## WHAT IS ASKED
Count the lines below that contain the word "Możejko", and give only that number.

____________________

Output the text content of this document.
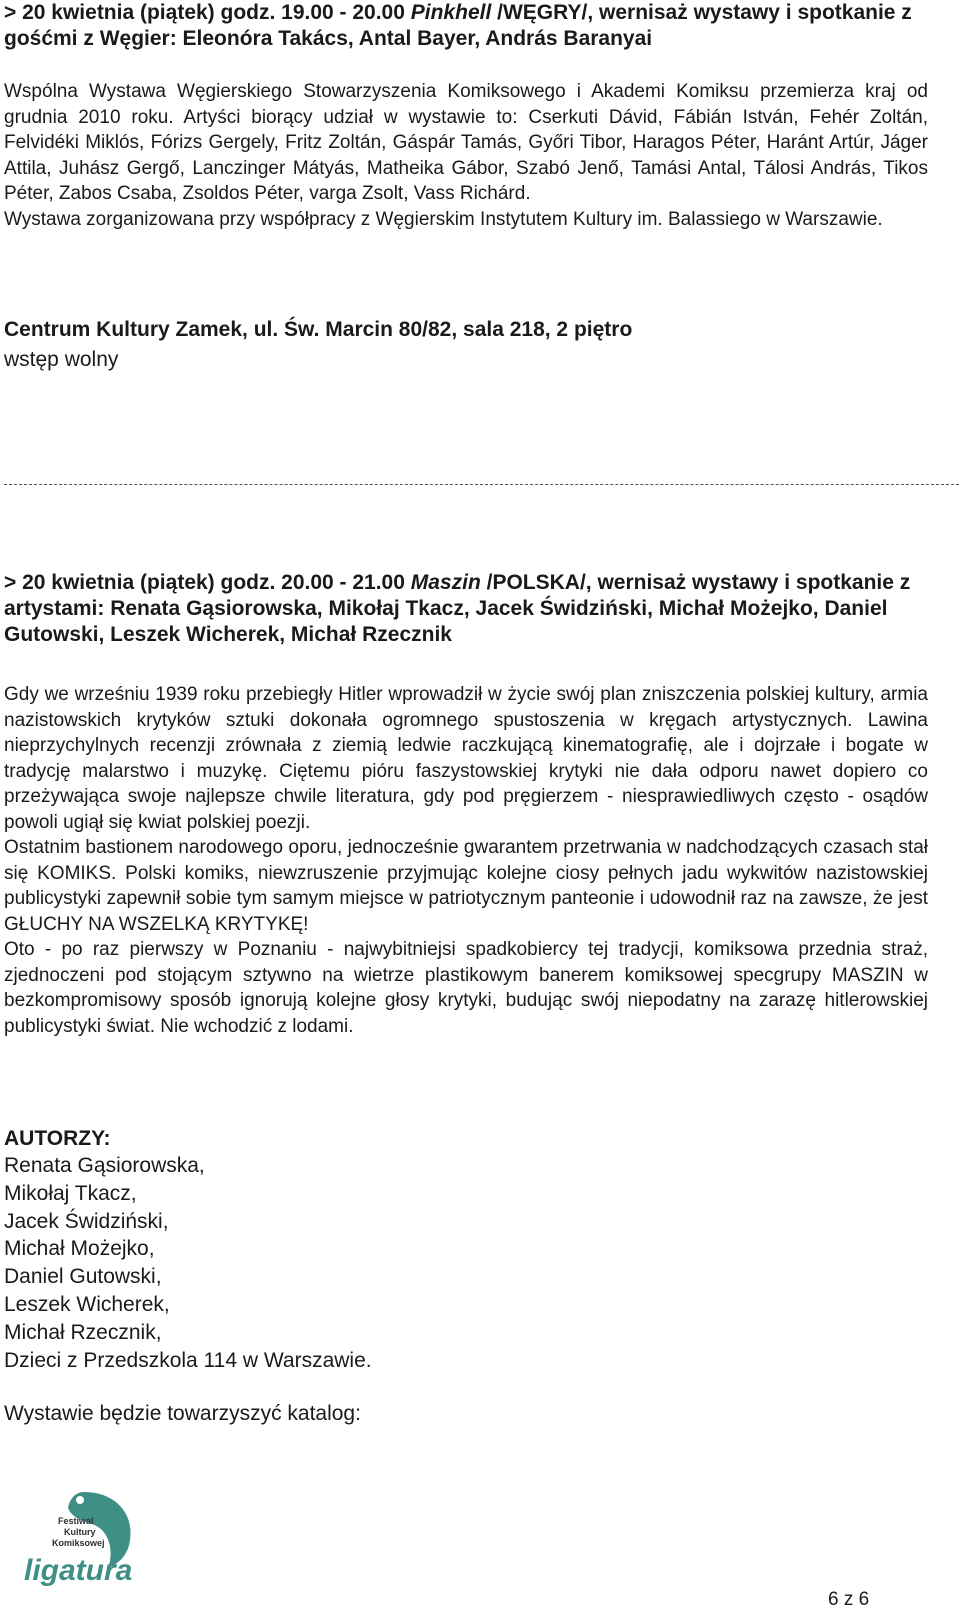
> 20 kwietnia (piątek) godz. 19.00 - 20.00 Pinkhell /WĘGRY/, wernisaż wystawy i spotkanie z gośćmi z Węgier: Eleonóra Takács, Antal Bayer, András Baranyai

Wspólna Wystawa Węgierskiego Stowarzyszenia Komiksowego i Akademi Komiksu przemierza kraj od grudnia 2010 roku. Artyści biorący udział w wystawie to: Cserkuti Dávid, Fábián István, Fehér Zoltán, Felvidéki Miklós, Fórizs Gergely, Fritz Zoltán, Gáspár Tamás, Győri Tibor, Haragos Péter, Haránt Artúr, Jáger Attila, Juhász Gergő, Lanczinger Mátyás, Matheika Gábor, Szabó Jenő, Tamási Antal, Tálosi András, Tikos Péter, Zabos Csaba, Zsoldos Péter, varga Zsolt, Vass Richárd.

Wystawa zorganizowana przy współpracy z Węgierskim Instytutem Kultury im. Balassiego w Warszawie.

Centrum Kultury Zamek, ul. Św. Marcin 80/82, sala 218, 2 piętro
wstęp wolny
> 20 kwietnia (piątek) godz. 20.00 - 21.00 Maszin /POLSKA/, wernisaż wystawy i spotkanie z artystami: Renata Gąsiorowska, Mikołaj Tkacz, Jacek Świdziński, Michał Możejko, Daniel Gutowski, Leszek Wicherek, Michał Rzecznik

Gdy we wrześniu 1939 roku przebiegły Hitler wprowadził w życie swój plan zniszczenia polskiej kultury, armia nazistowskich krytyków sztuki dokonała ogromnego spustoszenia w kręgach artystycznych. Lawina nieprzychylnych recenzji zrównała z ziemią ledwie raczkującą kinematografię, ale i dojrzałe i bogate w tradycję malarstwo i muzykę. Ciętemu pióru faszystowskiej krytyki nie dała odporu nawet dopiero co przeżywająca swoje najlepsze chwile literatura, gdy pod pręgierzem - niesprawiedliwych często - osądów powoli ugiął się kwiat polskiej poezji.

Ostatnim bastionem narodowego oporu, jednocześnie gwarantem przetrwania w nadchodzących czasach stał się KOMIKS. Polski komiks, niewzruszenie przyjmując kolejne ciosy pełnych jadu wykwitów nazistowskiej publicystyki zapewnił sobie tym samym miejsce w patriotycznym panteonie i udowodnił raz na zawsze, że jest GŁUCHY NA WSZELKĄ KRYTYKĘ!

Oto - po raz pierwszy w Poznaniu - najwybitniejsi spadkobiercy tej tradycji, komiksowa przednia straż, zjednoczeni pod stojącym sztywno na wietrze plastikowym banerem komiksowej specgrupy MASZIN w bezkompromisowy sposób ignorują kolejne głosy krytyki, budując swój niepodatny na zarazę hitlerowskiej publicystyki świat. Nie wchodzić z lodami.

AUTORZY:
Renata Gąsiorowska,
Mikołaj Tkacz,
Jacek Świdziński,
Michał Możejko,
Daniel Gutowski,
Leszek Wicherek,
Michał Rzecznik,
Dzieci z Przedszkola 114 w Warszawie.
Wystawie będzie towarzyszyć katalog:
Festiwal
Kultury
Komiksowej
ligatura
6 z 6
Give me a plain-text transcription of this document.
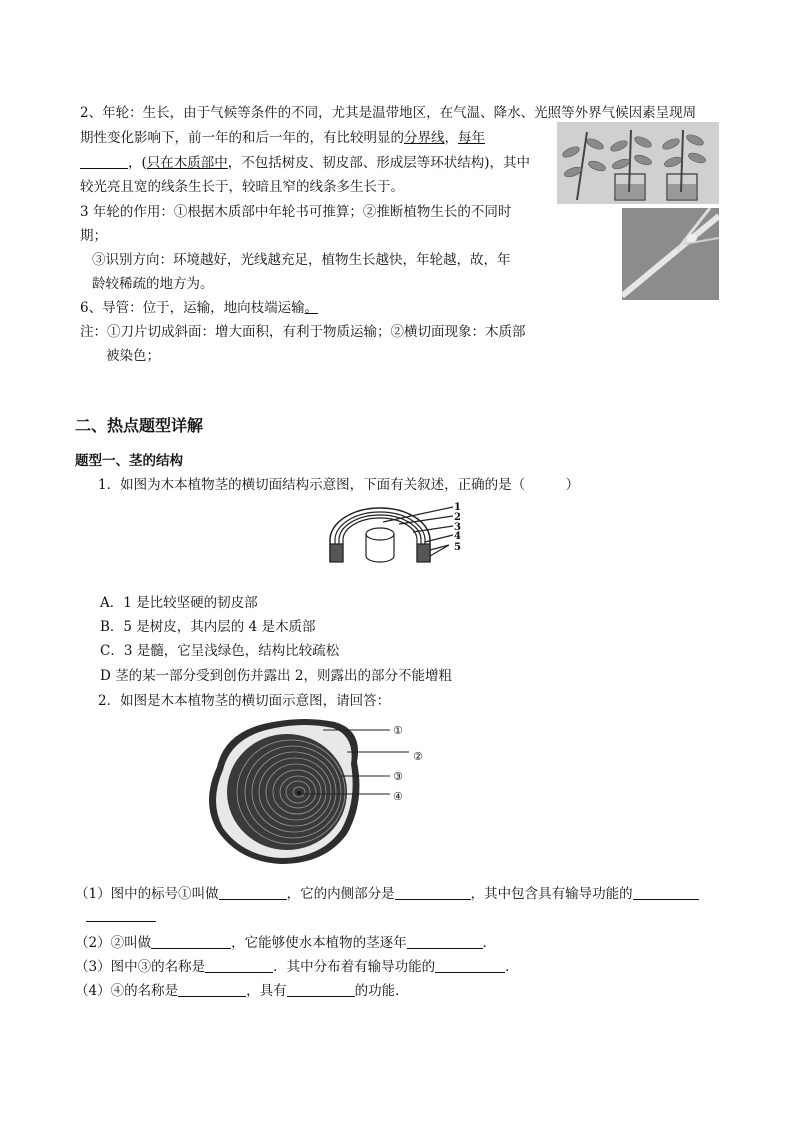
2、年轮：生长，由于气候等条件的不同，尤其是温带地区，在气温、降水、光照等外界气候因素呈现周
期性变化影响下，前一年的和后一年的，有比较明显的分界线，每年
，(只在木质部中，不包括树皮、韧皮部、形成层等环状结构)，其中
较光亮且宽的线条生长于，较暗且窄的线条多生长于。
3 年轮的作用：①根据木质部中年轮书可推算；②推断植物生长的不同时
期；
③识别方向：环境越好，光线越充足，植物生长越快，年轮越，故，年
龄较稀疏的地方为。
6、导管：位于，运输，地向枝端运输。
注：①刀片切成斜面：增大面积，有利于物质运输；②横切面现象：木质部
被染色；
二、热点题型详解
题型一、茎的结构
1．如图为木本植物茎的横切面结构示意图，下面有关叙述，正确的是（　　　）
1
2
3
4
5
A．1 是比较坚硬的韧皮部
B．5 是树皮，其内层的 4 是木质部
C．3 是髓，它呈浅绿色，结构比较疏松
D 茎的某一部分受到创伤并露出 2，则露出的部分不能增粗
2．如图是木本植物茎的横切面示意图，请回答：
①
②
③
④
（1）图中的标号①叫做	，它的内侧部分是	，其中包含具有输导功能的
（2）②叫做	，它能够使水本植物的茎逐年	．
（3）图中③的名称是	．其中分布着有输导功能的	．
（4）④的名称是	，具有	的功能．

____________________

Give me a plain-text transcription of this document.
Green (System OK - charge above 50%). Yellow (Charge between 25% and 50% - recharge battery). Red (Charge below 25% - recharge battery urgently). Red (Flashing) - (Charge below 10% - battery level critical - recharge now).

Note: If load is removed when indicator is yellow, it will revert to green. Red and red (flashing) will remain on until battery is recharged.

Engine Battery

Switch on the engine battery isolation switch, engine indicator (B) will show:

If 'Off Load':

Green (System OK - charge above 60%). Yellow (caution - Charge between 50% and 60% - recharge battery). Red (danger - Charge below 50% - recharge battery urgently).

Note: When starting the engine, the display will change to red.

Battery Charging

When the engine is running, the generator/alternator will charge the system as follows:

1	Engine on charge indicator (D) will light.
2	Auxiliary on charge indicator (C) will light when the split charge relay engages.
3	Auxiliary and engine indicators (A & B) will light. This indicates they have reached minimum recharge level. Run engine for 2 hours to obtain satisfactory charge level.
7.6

____________________

## TASK RESULT
2